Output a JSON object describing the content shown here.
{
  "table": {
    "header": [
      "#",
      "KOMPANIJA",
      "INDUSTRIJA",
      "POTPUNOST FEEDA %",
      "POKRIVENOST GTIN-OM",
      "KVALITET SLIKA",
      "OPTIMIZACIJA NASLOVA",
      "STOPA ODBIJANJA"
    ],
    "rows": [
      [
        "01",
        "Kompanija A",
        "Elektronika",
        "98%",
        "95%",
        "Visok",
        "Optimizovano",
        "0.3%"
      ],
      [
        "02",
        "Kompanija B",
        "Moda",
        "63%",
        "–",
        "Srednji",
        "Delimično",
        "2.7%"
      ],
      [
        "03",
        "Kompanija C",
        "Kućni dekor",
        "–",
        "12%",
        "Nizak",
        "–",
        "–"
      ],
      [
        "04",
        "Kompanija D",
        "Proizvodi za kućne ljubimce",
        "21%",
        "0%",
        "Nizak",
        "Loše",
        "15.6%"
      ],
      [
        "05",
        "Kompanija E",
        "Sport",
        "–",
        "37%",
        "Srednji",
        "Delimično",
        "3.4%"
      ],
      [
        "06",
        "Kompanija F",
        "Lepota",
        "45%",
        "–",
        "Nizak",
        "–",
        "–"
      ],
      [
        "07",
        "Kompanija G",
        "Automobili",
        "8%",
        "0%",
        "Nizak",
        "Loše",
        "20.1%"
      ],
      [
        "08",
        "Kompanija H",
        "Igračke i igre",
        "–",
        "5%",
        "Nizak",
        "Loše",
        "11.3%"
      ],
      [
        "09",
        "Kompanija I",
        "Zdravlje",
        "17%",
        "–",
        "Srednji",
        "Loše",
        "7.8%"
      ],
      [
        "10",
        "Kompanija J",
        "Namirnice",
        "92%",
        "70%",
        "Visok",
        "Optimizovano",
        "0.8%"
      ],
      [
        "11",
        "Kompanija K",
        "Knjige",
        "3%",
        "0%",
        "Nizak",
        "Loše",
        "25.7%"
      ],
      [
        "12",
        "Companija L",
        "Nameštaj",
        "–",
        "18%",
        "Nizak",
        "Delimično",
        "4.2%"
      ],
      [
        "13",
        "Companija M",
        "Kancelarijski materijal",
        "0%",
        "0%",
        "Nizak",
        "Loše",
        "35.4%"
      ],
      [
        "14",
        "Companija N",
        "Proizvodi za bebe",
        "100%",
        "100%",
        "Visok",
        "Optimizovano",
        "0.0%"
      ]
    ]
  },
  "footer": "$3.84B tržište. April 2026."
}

- Task prompt:
Write down every line of the data above that includes the string "Companija".

- Task solution:
        "Companija L",
        "Companija M",
        "Companija N",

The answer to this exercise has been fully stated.